### Objective
State the number of lines that hold the string "this", with nothing added.

+---+

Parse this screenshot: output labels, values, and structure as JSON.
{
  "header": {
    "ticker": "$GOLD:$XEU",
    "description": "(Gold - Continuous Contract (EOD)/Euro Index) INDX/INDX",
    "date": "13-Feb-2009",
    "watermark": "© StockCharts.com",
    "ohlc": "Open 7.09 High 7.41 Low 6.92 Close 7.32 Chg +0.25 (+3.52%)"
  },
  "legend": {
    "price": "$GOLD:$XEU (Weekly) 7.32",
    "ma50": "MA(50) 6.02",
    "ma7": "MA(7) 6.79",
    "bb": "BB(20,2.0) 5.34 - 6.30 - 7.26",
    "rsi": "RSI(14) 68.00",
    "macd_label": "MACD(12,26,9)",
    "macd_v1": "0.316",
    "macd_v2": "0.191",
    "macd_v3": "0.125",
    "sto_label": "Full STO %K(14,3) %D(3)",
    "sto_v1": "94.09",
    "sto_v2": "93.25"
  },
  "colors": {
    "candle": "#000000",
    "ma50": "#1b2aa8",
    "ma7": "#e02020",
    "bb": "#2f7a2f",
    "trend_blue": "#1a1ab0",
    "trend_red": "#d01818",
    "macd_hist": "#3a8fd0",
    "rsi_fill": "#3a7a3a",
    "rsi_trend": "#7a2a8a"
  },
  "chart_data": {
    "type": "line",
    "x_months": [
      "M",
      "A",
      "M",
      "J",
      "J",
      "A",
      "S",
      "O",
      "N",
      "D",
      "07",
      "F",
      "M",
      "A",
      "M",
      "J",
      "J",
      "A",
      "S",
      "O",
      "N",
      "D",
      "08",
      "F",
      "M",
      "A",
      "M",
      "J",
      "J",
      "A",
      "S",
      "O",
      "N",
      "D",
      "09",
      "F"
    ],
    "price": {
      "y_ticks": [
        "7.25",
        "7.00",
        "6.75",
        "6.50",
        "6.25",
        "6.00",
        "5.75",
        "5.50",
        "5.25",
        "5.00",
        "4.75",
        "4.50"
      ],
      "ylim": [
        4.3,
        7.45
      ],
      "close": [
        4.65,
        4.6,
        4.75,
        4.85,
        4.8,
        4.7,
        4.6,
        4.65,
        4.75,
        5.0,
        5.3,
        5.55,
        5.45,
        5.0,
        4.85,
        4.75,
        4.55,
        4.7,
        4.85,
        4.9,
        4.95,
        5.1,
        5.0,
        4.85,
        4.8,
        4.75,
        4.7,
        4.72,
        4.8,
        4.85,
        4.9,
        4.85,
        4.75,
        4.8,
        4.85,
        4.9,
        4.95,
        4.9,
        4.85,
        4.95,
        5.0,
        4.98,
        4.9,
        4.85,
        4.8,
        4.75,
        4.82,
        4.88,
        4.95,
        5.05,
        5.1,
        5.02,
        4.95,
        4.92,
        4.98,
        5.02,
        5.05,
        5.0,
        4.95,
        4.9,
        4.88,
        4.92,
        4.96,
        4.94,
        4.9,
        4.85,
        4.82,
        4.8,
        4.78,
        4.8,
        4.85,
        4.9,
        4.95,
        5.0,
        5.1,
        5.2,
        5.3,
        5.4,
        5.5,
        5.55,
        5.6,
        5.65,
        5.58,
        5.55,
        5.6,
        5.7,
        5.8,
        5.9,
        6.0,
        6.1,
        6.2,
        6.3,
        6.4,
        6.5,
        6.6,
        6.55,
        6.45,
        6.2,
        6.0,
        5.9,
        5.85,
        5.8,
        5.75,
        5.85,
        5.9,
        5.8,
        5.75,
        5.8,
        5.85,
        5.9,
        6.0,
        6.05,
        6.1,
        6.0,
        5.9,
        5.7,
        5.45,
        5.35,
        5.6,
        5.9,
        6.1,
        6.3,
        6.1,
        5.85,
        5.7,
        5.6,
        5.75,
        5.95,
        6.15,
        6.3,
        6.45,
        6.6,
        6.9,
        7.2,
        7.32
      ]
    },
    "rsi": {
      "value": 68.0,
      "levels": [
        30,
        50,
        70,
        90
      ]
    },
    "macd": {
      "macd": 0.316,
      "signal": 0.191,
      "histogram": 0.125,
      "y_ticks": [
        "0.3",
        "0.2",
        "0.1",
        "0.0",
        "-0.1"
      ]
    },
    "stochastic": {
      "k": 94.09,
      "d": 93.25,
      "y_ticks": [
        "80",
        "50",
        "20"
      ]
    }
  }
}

+---+

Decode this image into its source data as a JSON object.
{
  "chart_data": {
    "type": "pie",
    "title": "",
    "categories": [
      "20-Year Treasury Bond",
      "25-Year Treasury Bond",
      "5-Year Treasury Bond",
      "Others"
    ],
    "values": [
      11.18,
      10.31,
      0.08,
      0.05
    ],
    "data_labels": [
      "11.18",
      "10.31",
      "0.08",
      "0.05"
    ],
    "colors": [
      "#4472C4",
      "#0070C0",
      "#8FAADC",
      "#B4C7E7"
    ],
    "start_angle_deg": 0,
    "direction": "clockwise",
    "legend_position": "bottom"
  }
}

+---+

### Complete output
2